**WHAT YOU WILL DO**
Reproduce each of the following rows word for word.

# THE INPUT start

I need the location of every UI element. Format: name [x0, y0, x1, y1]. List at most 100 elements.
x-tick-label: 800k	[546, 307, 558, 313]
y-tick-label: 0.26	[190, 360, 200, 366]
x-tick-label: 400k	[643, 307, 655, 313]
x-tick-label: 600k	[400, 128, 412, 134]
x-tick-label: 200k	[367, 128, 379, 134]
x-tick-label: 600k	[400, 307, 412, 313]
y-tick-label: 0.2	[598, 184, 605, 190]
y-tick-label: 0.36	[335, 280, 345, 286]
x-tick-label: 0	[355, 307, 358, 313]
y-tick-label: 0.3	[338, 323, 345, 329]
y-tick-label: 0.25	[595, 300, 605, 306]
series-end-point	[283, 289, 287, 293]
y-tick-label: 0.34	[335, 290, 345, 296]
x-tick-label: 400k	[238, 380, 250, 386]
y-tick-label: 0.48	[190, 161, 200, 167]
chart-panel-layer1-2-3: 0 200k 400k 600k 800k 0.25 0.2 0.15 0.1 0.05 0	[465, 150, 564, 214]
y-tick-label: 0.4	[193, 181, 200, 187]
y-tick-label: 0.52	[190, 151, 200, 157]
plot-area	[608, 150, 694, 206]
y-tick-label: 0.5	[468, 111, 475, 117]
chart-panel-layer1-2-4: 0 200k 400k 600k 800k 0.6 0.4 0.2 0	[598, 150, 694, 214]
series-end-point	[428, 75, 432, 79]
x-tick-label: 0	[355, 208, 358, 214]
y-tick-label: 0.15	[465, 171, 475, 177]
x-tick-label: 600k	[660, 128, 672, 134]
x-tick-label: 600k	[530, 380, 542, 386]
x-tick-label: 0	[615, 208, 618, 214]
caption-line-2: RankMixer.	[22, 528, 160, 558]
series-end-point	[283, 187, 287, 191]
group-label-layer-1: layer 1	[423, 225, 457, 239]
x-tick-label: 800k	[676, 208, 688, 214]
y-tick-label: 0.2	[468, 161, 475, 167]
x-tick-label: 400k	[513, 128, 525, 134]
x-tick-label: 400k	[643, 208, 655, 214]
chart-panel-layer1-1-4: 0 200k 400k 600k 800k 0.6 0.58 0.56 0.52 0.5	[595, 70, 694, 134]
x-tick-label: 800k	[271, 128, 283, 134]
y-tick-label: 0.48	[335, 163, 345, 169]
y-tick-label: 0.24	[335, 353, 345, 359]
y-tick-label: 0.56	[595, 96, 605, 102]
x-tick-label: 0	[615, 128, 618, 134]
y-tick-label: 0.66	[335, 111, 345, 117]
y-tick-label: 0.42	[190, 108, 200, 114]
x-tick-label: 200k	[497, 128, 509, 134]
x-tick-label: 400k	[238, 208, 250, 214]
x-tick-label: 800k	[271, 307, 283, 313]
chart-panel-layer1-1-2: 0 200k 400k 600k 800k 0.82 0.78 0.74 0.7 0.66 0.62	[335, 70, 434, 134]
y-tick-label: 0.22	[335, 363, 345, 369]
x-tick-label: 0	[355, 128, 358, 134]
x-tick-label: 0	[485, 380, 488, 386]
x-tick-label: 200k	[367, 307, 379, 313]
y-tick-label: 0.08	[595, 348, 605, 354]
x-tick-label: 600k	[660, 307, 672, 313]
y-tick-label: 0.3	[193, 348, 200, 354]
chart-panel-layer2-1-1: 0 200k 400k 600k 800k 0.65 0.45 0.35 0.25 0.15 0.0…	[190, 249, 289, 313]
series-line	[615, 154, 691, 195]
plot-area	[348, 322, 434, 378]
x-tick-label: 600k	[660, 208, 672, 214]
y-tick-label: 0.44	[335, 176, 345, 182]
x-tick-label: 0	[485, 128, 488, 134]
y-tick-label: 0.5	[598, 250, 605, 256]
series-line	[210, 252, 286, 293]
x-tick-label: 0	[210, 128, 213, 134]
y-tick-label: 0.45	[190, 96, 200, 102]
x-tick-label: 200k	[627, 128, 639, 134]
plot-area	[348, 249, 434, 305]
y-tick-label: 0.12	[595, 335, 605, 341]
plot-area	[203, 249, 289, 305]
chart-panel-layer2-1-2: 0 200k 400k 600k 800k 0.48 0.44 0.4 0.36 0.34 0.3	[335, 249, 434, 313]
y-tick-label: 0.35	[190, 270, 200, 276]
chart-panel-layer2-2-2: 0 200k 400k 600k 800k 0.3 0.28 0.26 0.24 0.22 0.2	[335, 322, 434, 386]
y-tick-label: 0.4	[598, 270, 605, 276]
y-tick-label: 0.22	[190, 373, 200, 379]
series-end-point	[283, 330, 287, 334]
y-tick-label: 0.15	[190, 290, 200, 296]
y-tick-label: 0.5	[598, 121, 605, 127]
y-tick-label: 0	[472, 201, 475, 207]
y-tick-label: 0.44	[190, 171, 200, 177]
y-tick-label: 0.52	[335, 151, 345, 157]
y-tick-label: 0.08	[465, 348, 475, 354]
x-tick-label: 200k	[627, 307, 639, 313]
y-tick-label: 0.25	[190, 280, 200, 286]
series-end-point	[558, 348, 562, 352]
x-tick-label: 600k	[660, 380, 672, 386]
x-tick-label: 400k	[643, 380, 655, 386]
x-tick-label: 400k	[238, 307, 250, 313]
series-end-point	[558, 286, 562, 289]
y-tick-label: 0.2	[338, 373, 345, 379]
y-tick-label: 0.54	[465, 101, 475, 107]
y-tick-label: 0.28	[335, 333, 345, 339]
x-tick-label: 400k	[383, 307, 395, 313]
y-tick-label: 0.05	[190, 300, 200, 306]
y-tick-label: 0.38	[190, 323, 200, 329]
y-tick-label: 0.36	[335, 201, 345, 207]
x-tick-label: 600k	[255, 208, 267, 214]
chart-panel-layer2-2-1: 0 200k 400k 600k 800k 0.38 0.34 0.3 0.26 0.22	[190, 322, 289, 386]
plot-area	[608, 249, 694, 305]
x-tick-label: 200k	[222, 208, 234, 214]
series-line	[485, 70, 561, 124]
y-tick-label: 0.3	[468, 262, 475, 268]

# THE INPUT end

**EXPECTED OUTPUT**
I need the location of every UI element. Format: name [x0, y0, x1, y1]. List at most 100 elements.
x-tick-label: 800k	[546, 307, 558, 313]
y-tick-label: 0.26	[190, 360, 200, 366]
x-tick-label: 400k	[643, 307, 655, 313]
x-tick-label: 600k	[400, 128, 412, 134]
x-tick-label: 200k	[367, 128, 379, 134]
x-tick-label: 600k	[400, 307, 412, 313]
y-tick-label: 0.2	[598, 184, 605, 190]
y-tick-label: 0.36	[335, 280, 345, 286]
x-tick-label: 0	[355, 307, 358, 313]
y-tick-label: 0.3	[338, 323, 345, 329]
y-tick-label: 0.25	[595, 300, 605, 306]
series-end-point	[283, 289, 287, 293]
y-tick-label: 0.34	[335, 290, 345, 296]
x-tick-label: 400k	[238, 380, 250, 386]
y-tick-label: 0.48	[190, 161, 200, 167]
chart-panel-layer1-2-3: 0 200k 400k 600k 800k 0.25 0.2 0.15 0.1 0.05 0	[465, 150, 564, 214]
y-tick-label: 0.4	[193, 181, 200, 187]
y-tick-label: 0.52	[190, 151, 200, 157]
plot-area	[608, 150, 694, 206]
y-tick-label: 0.5	[468, 111, 475, 117]
chart-panel-layer1-2-4: 0 200k 400k 600k 800k 0.6 0.4 0.2 0	[598, 150, 694, 214]
series-end-point	[428, 75, 432, 79]
x-tick-label: 0	[355, 208, 358, 214]
y-tick-label: 0.15	[465, 171, 475, 177]
x-tick-label: 600k	[660, 128, 672, 134]
x-tick-label: 600k	[530, 380, 542, 386]
x-tick-label: 0	[615, 208, 618, 214]
caption-line-2: RankMixer.	[22, 528, 160, 558]
series-end-point	[283, 187, 287, 191]
group-label-layer-1: layer 1	[423, 225, 457, 239]
x-tick-label: 800k	[676, 208, 688, 214]
y-tick-label: 0.2	[468, 161, 475, 167]
x-tick-label: 400k	[513, 128, 525, 134]
x-tick-label: 400k	[643, 208, 655, 214]
chart-panel-layer1-1-4: 0 200k 400k 600k 800k 0.6 0.58 0.56 0.52 0.5	[595, 70, 694, 134]
x-tick-label: 800k	[271, 128, 283, 134]
y-tick-label: 0.48	[335, 163, 345, 169]
y-tick-label: 0.24	[335, 353, 345, 359]
y-tick-label: 0.56	[595, 96, 605, 102]
x-tick-label: 0	[615, 128, 618, 134]
y-tick-label: 0.66	[335, 111, 345, 117]
y-tick-label: 0.42	[190, 108, 200, 114]
x-tick-label: 200k	[497, 128, 509, 134]
x-tick-label: 400k	[238, 208, 250, 214]
x-tick-label: 800k	[271, 307, 283, 313]
chart-panel-layer1-1-2: 0 200k 400k 600k 800k 0.82 0.78 0.74 0.7 0.66 0.62	[335, 70, 434, 134]
y-tick-label: 0.22	[335, 363, 345, 369]
x-tick-label: 0	[355, 128, 358, 134]
x-tick-label: 0	[485, 380, 488, 386]
x-tick-label: 200k	[367, 307, 379, 313]
y-tick-label: 0.08	[595, 348, 605, 354]
x-tick-label: 600k	[660, 307, 672, 313]
y-tick-label: 0.3	[193, 348, 200, 354]
chart-panel-layer2-1-1: 0 200k 400k 600k 800k 0.65 0.45 0.35 0.25 0.15 0.0…	[190, 249, 289, 313]
series-line	[615, 154, 691, 195]
plot-area	[348, 322, 434, 378]
x-tick-label: 600k	[660, 208, 672, 214]
y-tick-label: 0.44	[335, 176, 345, 182]
x-tick-label: 0	[485, 128, 488, 134]
y-tick-label: 0.5	[598, 250, 605, 256]
series-line	[210, 252, 286, 293]
x-tick-label: 0	[210, 128, 213, 134]
y-tick-label: 0.45	[190, 96, 200, 102]
x-tick-label: 200k	[627, 128, 639, 134]
plot-area	[348, 249, 434, 305]
y-tick-label: 0.12	[595, 335, 605, 341]
plot-area	[203, 249, 289, 305]
chart-panel-layer2-1-2: 0 200k 400k 600k 800k 0.48 0.44 0.4 0.36 0.34 0.3	[335, 249, 434, 313]
y-tick-label: 0.35	[190, 270, 200, 276]
chart-panel-layer2-2-2: 0 200k 400k 600k 800k 0.3 0.28 0.26 0.24 0.22 0.2	[335, 322, 434, 386]
y-tick-label: 0.4	[598, 270, 605, 276]
y-tick-label: 0.22	[190, 373, 200, 379]
series-end-point	[283, 330, 287, 334]
y-tick-label: 0.15	[190, 290, 200, 296]
y-tick-label: 0.5	[598, 121, 605, 127]
y-tick-label: 0	[472, 201, 475, 207]
y-tick-label: 0.44	[190, 171, 200, 177]
y-tick-label: 0.52	[335, 151, 345, 157]
y-tick-label: 0.08	[465, 348, 475, 354]
x-tick-label: 200k	[627, 307, 639, 313]
y-tick-label: 0.25	[190, 280, 200, 286]
series-end-point	[558, 348, 562, 352]
x-tick-label: 600k	[660, 380, 672, 386]
x-tick-label: 400k	[643, 380, 655, 386]
x-tick-label: 400k	[238, 307, 250, 313]
series-end-point	[558, 286, 562, 289]
y-tick-label: 0.2	[338, 373, 345, 379]
y-tick-label: 0.54	[465, 101, 475, 107]
y-tick-label: 0.28	[335, 333, 345, 339]
x-tick-label: 400k	[383, 307, 395, 313]
y-tick-label: 0.05	[190, 300, 200, 306]
y-tick-label: 0.38	[190, 323, 200, 329]
y-tick-label: 0.36	[335, 201, 345, 207]
x-tick-label: 600k	[255, 208, 267, 214]
chart-panel-layer2-2-1: 0 200k 400k 600k 800k 0.38 0.34 0.3 0.26 0.22	[190, 322, 289, 386]
plot-area	[608, 249, 694, 305]
x-tick-label: 200k	[222, 208, 234, 214]
series-line	[485, 70, 561, 124]
y-tick-label: 0.3	[468, 262, 475, 268]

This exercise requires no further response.